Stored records
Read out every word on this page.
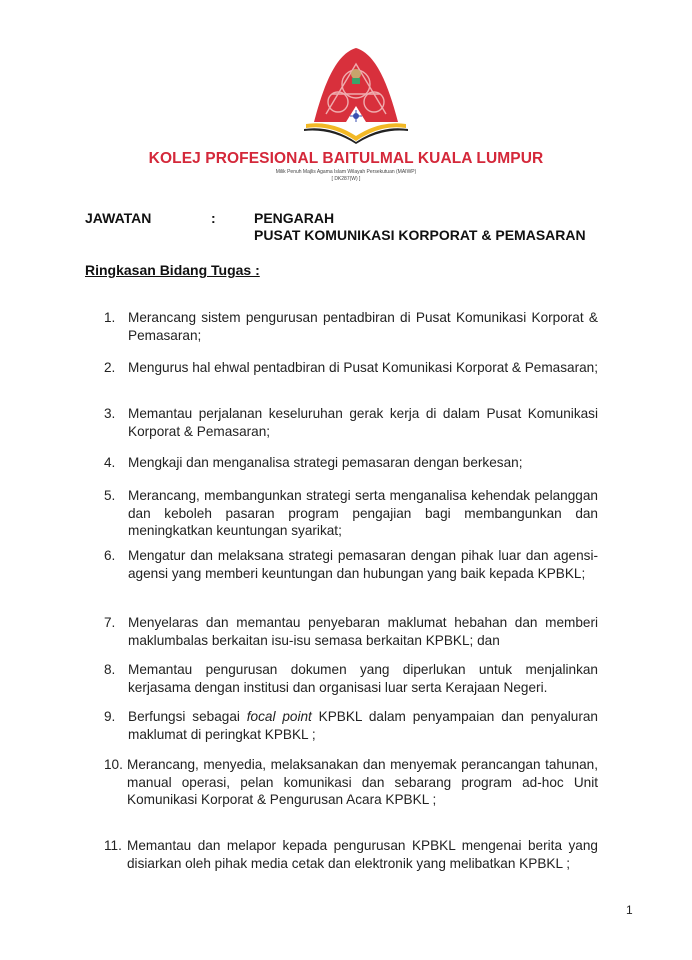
KOLEJ PROFESIONAL BAITULMAL KUALA LUMPUR
Milik Penuh Majlis Agama Islam Wilayah Persekutuan (MAIWP)
[ DK287(W) ]
JAWATAN	:	PENGARAH
PUSAT KOMUNIKASI KORPORAT & PEMASARAN
Ringkasan Bidang Tugas :
1. Merancang sistem pengurusan pentadbiran di Pusat Komunikasi Korporat & Pemasaran;
2. Mengurus hal ehwal pentadbiran di Pusat Komunikasi Korporat & Pemasaran;
3. Memantau perjalanan keseluruhan gerak kerja di dalam Pusat Komunikasi Korporat & Pemasaran;
4. Mengkaji dan menganalisa strategi pemasaran dengan berkesan;
5. Merancang, membangunkan strategi serta menganalisa kehendak pelanggan dan keboleh pasaran program pengajian bagi membangunkan dan meningkatkan keuntungan syarikat;
6. Mengatur dan melaksana strategi pemasaran dengan pihak luar dan agensi-agensi yang memberi keuntungan dan hubungan yang baik kepada KPBKL;
7. Menyelaras dan memantau penyebaran maklumat hebahan dan memberi maklumbalas berkaitan isu-isu semasa berkaitan KPBKL; dan
8. Memantau pengurusan dokumen yang diperlukan untuk menjalinkan kerjasama dengan institusi dan organisasi luar serta Kerajaan Negeri.
9. Berfungsi sebagai focal point KPBKL dalam penyampaian dan penyaluran maklumat di peringkat KPBKL ;
10. Merancang, menyedia, melaksanakan dan menyemak perancangan tahunan, manual operasi, pelan komunikasi dan sebarang program ad-hoc Unit Komunikasi Korporat & Pengurusan Acara KPBKL ;
11. Memantau dan melapor kepada pengurusan KPBKL mengenai berita yang disiarkan oleh pihak media cetak dan elektronik yang melibatkan KPBKL ;
1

== Aim of the exercise ==
Using the records above, find and show each line with the string "program".

== Answer to the task ==
5. Merancang, membangunkan strategi serta menganalisa kehendak pelanggan dan keboleh pasaran program pengajian bagi membangunkan dan meningkatkan keuntungan syarikat;
10. Merancang, menyedia, melaksanakan dan menyemak perancangan tahunan, manual operasi, pelan komunikasi dan sebarang program ad-hoc Unit Komunikasi Korporat & Pengurusan Acara KPBKL ;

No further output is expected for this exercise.